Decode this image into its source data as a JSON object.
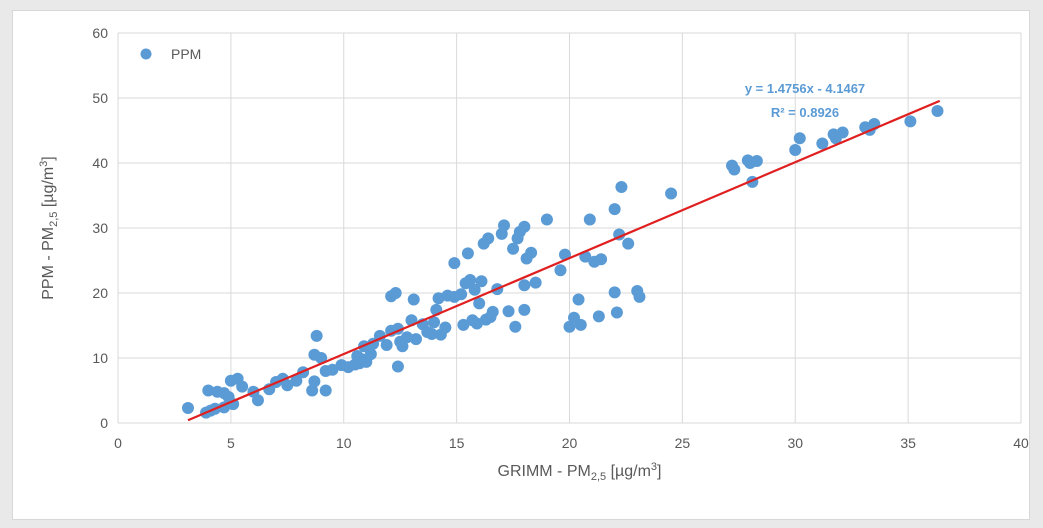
{
  "chart_data": {
    "type": "scatter",
    "xlabel": {
      "main": "GRIMM - PM",
      "sub": "2,5",
      "unit": " [µg/m",
      "sup": "3",
      "end": "]"
    },
    "ylabel": {
      "main": "PPM - PM",
      "sub": "2,5",
      "unit": " [µg/m",
      "sup": "3",
      "end": "]"
    },
    "xlim": [
      0,
      40
    ],
    "ylim": [
      0,
      60
    ],
    "xticks": [
      0,
      5,
      10,
      15,
      20,
      25,
      30,
      35,
      40
    ],
    "yticks": [
      0,
      10,
      20,
      30,
      40,
      50,
      60
    ],
    "xtick_labels": [
      "0",
      "5",
      "10",
      "15",
      "20",
      "25",
      "30",
      "35",
      "40"
    ],
    "ytick_labels": [
      "0",
      "10",
      "20",
      "30",
      "40",
      "50",
      "60"
    ],
    "grid": true,
    "legend_position": "top-left",
    "series": [
      {
        "name": "PPM",
        "color": "#5b9bd5",
        "points": [
          [
            3.1,
            2.3
          ],
          [
            3.9,
            1.6
          ],
          [
            4.1,
            1.9
          ],
          [
            4.3,
            2.2
          ],
          [
            4.7,
            2.4
          ],
          [
            5.1,
            2.9
          ],
          [
            4.0,
            5.0
          ],
          [
            4.4,
            4.8
          ],
          [
            4.7,
            4.6
          ],
          [
            4.9,
            4.0
          ],
          [
            5.0,
            6.5
          ],
          [
            5.3,
            6.8
          ],
          [
            5.5,
            5.6
          ],
          [
            6.0,
            4.8
          ],
          [
            6.2,
            3.5
          ],
          [
            6.7,
            5.2
          ],
          [
            7.0,
            6.3
          ],
          [
            7.3,
            6.8
          ],
          [
            7.5,
            5.8
          ],
          [
            7.9,
            6.5
          ],
          [
            8.2,
            7.8
          ],
          [
            8.6,
            5.0
          ],
          [
            8.7,
            6.4
          ],
          [
            8.7,
            10.5
          ],
          [
            8.8,
            13.4
          ],
          [
            9.0,
            10.0
          ],
          [
            9.2,
            8.0
          ],
          [
            9.2,
            5.0
          ],
          [
            9.5,
            8.2
          ],
          [
            9.9,
            8.9
          ],
          [
            10.2,
            8.6
          ],
          [
            10.5,
            9.0
          ],
          [
            10.6,
            10.3
          ],
          [
            10.7,
            9.2
          ],
          [
            10.8,
            9.8
          ],
          [
            10.9,
            11.8
          ],
          [
            11.0,
            9.4
          ],
          [
            11.2,
            10.6
          ],
          [
            11.3,
            12.2
          ],
          [
            11.6,
            13.4
          ],
          [
            11.9,
            12.0
          ],
          [
            12.1,
            14.2
          ],
          [
            12.1,
            19.5
          ],
          [
            12.3,
            20.0
          ],
          [
            12.4,
            8.7
          ],
          [
            12.4,
            14.5
          ],
          [
            12.5,
            12.5
          ],
          [
            12.6,
            11.8
          ],
          [
            12.8,
            13.2
          ],
          [
            13.0,
            15.8
          ],
          [
            13.1,
            19.0
          ],
          [
            13.2,
            12.9
          ],
          [
            13.5,
            15.2
          ],
          [
            13.7,
            14.0
          ],
          [
            13.9,
            13.7
          ],
          [
            14.0,
            15.5
          ],
          [
            14.1,
            17.4
          ],
          [
            14.2,
            19.2
          ],
          [
            14.3,
            13.6
          ],
          [
            14.5,
            14.7
          ],
          [
            14.6,
            19.6
          ],
          [
            14.9,
            24.6
          ],
          [
            14.9,
            19.4
          ],
          [
            15.2,
            19.8
          ],
          [
            15.3,
            15.1
          ],
          [
            15.4,
            21.5
          ],
          [
            15.5,
            26.1
          ],
          [
            15.6,
            22.0
          ],
          [
            15.7,
            15.8
          ],
          [
            15.8,
            20.5
          ],
          [
            15.9,
            15.3
          ],
          [
            16.0,
            18.4
          ],
          [
            16.1,
            21.8
          ],
          [
            16.2,
            27.6
          ],
          [
            16.3,
            15.9
          ],
          [
            16.4,
            28.4
          ],
          [
            16.5,
            16.3
          ],
          [
            16.6,
            17.1
          ],
          [
            16.8,
            20.6
          ],
          [
            17.0,
            29.1
          ],
          [
            17.1,
            30.4
          ],
          [
            17.3,
            17.2
          ],
          [
            17.5,
            26.8
          ],
          [
            17.6,
            14.8
          ],
          [
            17.7,
            28.4
          ],
          [
            17.8,
            29.4
          ],
          [
            18.0,
            30.2
          ],
          [
            18.0,
            21.2
          ],
          [
            18.1,
            25.3
          ],
          [
            18.3,
            26.2
          ],
          [
            18.5,
            21.6
          ],
          [
            18.0,
            17.4
          ],
          [
            19.0,
            31.3
          ],
          [
            19.6,
            23.5
          ],
          [
            19.8,
            25.9
          ],
          [
            20.0,
            14.8
          ],
          [
            20.2,
            16.2
          ],
          [
            20.4,
            19.0
          ],
          [
            20.5,
            15.1
          ],
          [
            20.7,
            25.6
          ],
          [
            20.9,
            31.3
          ],
          [
            21.1,
            24.8
          ],
          [
            21.3,
            16.4
          ],
          [
            21.4,
            25.2
          ],
          [
            22.0,
            20.1
          ],
          [
            22.0,
            32.9
          ],
          [
            22.1,
            17.0
          ],
          [
            22.2,
            29.0
          ],
          [
            22.3,
            36.3
          ],
          [
            22.6,
            27.6
          ],
          [
            23.0,
            20.3
          ],
          [
            23.1,
            19.4
          ],
          [
            24.5,
            35.3
          ],
          [
            27.2,
            39.6
          ],
          [
            27.3,
            39.0
          ],
          [
            27.9,
            40.4
          ],
          [
            28.0,
            40.0
          ],
          [
            28.1,
            37.1
          ],
          [
            28.3,
            40.3
          ],
          [
            30.0,
            42.0
          ],
          [
            30.2,
            43.8
          ],
          [
            31.2,
            43.0
          ],
          [
            31.7,
            44.4
          ],
          [
            31.8,
            43.8
          ],
          [
            32.1,
            44.7
          ],
          [
            33.1,
            45.5
          ],
          [
            33.3,
            45.1
          ],
          [
            33.5,
            46.0
          ],
          [
            35.1,
            46.4
          ],
          [
            36.3,
            48.0
          ]
        ]
      }
    ],
    "trendline": {
      "slope": 1.4756,
      "intercept": -4.1467,
      "x_range": [
        3.1,
        36.4
      ],
      "color": "#e02020",
      "equation": "y = 1.4756x - 4.1467",
      "r_squared": "R² = 0.8926"
    }
  }
}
════════
## [WHAT YOU ARE ASKED TO DO]
Write the listing out a second time exactly, dropping all images.

## [RESPONSE]
Decode this image into its source data as a JSON object.
{
  "chart_data": {
    "type": "scatter",
    "xlabel": {
      "main": "GRIMM - PM",
      "sub": "2,5",
      "unit": " [µg/m",
      "sup": "3",
      "end": "]"
    },
    "ylabel": {
      "main": "PPM - PM",
      "sub": "2,5",
      "unit": " [µg/m",
      "sup": "3",
      "end": "]"
    },
    "xlim": [
      0,
      40
    ],
    "ylim": [
      0,
      60
    ],
    "xticks": [
      0,
      5,
      10,
      15,
      20,
      25,
      30,
      35,
      40
    ],
    "yticks": [
      0,
      10,
      20,
      30,
      40,
      50,
      60
    ],
    "xtick_labels": [
      "0",
      "5",
      "10",
      "15",
      "20",
      "25",
      "30",
      "35",
      "40"
    ],
    "ytick_labels": [
      "0",
      "10",
      "20",
      "30",
      "40",
      "50",
      "60"
    ],
    "grid": true,
    "legend_position": "top-left",
    "series": [
      {
        "name": "PPM",
        "color": "#5b9bd5",
        "points": [
          [
            3.1,
            2.3
          ],
          [
            3.9,
            1.6
          ],
          [
            4.1,
            1.9
          ],
          [
            4.3,
            2.2
          ],
          [
            4.7,
            2.4
          ],
          [
            5.1,
            2.9
          ],
          [
            4.0,
            5.0
          ],
          [
            4.4,
            4.8
          ],
          [
            4.7,
            4.6
          ],
          [
            4.9,
            4.0
          ],
          [
            5.0,
            6.5
          ],
          [
            5.3,
            6.8
          ],
          [
            5.5,
            5.6
          ],
          [
            6.0,
            4.8
          ],
          [
            6.2,
            3.5
          ],
          [
            6.7,
            5.2
          ],
          [
            7.0,
            6.3
          ],
          [
            7.3,
            6.8
          ],
          [
            7.5,
            5.8
          ],
          [
            7.9,
            6.5
          ],
          [
            8.2,
            7.8
          ],
          [
            8.6,
            5.0
          ],
          [
            8.7,
            6.4
          ],
          [
            8.7,
            10.5
          ],
          [
            8.8,
            13.4
          ],
          [
            9.0,
            10.0
          ],
          [
            9.2,
            8.0
          ],
          [
            9.2,
            5.0
          ],
          [
            9.5,
            8.2
          ],
          [
            9.9,
            8.9
          ],
          [
            10.2,
            8.6
          ],
          [
            10.5,
            9.0
          ],
          [
            10.6,
            10.3
          ],
          [
            10.7,
            9.2
          ],
          [
            10.8,
            9.8
          ],
          [
            10.9,
            11.8
          ],
          [
            11.0,
            9.4
          ],
          [
            11.2,
            10.6
          ],
          [
            11.3,
            12.2
          ],
          [
            11.6,
            13.4
          ],
          [
            11.9,
            12.0
          ],
          [
            12.1,
            14.2
          ],
          [
            12.1,
            19.5
          ],
          [
            12.3,
            20.0
          ],
          [
            12.4,
            8.7
          ],
          [
            12.4,
            14.5
          ],
          [
            12.5,
            12.5
          ],
          [
            12.6,
            11.8
          ],
          [
            12.8,
            13.2
          ],
          [
            13.0,
            15.8
          ],
          [
            13.1,
            19.0
          ],
          [
            13.2,
            12.9
          ],
          [
            13.5,
            15.2
          ],
          [
            13.7,
            14.0
          ],
          [
            13.9,
            13.7
          ],
          [
            14.0,
            15.5
          ],
          [
            14.1,
            17.4
          ],
          [
            14.2,
            19.2
          ],
          [
            14.3,
            13.6
          ],
          [
            14.5,
            14.7
          ],
          [
            14.6,
            19.6
          ],
          [
            14.9,
            24.6
          ],
          [
            14.9,
            19.4
          ],
          [
            15.2,
            19.8
          ],
          [
            15.3,
            15.1
          ],
          [
            15.4,
            21.5
          ],
          [
            15.5,
            26.1
          ],
          [
            15.6,
            22.0
          ],
          [
            15.7,
            15.8
          ],
          [
            15.8,
            20.5
          ],
          [
            15.9,
            15.3
          ],
          [
            16.0,
            18.4
          ],
          [
            16.1,
            21.8
          ],
          [
            16.2,
            27.6
          ],
          [
            16.3,
            15.9
          ],
          [
            16.4,
            28.4
          ],
          [
            16.5,
            16.3
          ],
          [
            16.6,
            17.1
          ],
          [
            16.8,
            20.6
          ],
          [
            17.0,
            29.1
          ],
          [
            17.1,
            30.4
          ],
          [
            17.3,
            17.2
          ],
          [
            17.5,
            26.8
          ],
          [
            17.6,
            14.8
          ],
          [
            17.7,
            28.4
          ],
          [
            17.8,
            29.4
          ],
          [
            18.0,
            30.2
          ],
          [
            18.0,
            21.2
          ],
          [
            18.1,
            25.3
          ],
          [
            18.3,
            26.2
          ],
          [
            18.5,
            21.6
          ],
          [
            18.0,
            17.4
          ],
          [
            19.0,
            31.3
          ],
          [
            19.6,
            23.5
          ],
          [
            19.8,
            25.9
          ],
          [
            20.0,
            14.8
          ],
          [
            20.2,
            16.2
          ],
          [
            20.4,
            19.0
          ],
          [
            20.5,
            15.1
          ],
          [
            20.7,
            25.6
          ],
          [
            20.9,
            31.3
          ],
          [
            21.1,
            24.8
          ],
          [
            21.3,
            16.4
          ],
          [
            21.4,
            25.2
          ],
          [
            22.0,
            20.1
          ],
          [
            22.0,
            32.9
          ],
          [
            22.1,
            17.0
          ],
          [
            22.2,
            29.0
          ],
          [
            22.3,
            36.3
          ],
          [
            22.6,
            27.6
          ],
          [
            23.0,
            20.3
          ],
          [
            23.1,
            19.4
          ],
          [
            24.5,
            35.3
          ],
          [
            27.2,
            39.6
          ],
          [
            27.3,
            39.0
          ],
          [
            27.9,
            40.4
          ],
          [
            28.0,
            40.0
          ],
          [
            28.1,
            37.1
          ],
          [
            28.3,
            40.3
          ],
          [
            30.0,
            42.0
          ],
          [
            30.2,
            43.8
          ],
          [
            31.2,
            43.0
          ],
          [
            31.7,
            44.4
          ],
          [
            31.8,
            43.8
          ],
          [
            32.1,
            44.7
          ],
          [
            33.1,
            45.5
          ],
          [
            33.3,
            45.1
          ],
          [
            33.5,
            46.0
          ],
          [
            35.1,
            46.4
          ],
          [
            36.3,
            48.0
          ]
        ]
      }
    ],
    "trendline": {
      "slope": 1.4756,
      "intercept": -4.1467,
      "x_range": [
        3.1,
        36.4
      ],
      "color": "#e02020",
      "equation": "y = 1.4756x - 4.1467",
      "r_squared": "R² = 0.8926"
    }
  }
}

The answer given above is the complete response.